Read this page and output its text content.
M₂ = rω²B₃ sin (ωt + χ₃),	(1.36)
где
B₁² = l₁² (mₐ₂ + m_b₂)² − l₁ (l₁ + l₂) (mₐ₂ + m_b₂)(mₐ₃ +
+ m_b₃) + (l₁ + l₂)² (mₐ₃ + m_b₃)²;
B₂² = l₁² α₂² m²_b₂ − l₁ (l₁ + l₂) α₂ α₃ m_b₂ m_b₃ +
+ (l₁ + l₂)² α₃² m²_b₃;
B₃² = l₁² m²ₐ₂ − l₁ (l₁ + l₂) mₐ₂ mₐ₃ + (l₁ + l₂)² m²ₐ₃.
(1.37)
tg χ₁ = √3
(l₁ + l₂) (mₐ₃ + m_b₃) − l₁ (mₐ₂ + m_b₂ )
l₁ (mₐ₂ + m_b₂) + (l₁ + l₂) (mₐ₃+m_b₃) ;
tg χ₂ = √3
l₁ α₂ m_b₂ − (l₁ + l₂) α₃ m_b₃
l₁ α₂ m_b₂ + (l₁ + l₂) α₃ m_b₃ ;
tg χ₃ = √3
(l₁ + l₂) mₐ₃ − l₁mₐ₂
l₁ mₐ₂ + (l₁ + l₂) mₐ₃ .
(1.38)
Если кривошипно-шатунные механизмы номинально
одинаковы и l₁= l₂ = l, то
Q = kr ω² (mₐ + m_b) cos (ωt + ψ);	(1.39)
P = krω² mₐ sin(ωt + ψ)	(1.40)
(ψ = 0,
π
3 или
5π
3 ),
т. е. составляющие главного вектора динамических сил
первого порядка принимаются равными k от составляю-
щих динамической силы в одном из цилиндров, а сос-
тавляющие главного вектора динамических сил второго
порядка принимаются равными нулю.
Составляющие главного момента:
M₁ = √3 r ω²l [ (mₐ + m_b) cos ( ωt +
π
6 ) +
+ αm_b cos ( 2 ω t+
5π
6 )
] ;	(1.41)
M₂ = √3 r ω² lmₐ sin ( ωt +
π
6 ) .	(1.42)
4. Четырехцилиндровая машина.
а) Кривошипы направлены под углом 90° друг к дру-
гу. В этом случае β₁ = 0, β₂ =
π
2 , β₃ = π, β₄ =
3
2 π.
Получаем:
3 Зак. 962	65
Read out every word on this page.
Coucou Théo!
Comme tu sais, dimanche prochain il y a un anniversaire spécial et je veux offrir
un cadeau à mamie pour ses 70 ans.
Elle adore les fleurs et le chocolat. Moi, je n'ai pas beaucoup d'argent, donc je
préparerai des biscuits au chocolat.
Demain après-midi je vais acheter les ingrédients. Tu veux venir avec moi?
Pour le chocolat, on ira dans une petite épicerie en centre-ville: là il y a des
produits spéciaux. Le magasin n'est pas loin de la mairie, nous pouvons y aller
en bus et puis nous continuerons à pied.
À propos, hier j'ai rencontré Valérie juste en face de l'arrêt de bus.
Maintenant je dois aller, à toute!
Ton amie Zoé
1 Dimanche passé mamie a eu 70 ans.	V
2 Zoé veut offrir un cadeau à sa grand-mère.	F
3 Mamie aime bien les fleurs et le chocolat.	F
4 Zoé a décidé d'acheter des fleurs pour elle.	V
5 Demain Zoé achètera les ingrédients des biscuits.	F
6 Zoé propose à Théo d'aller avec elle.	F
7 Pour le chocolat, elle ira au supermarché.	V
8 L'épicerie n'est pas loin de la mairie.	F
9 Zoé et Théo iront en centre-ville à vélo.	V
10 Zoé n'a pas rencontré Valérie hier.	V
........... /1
----
### Task prompt
Out of the records, collect only those lines that contain the string "ingrédients".

### The answer
Demain après-midi je vais acheter les ingrédients. Tu veux venir avec moi?
5 Demain Zoé achètera les ingrédients des biscuits.	F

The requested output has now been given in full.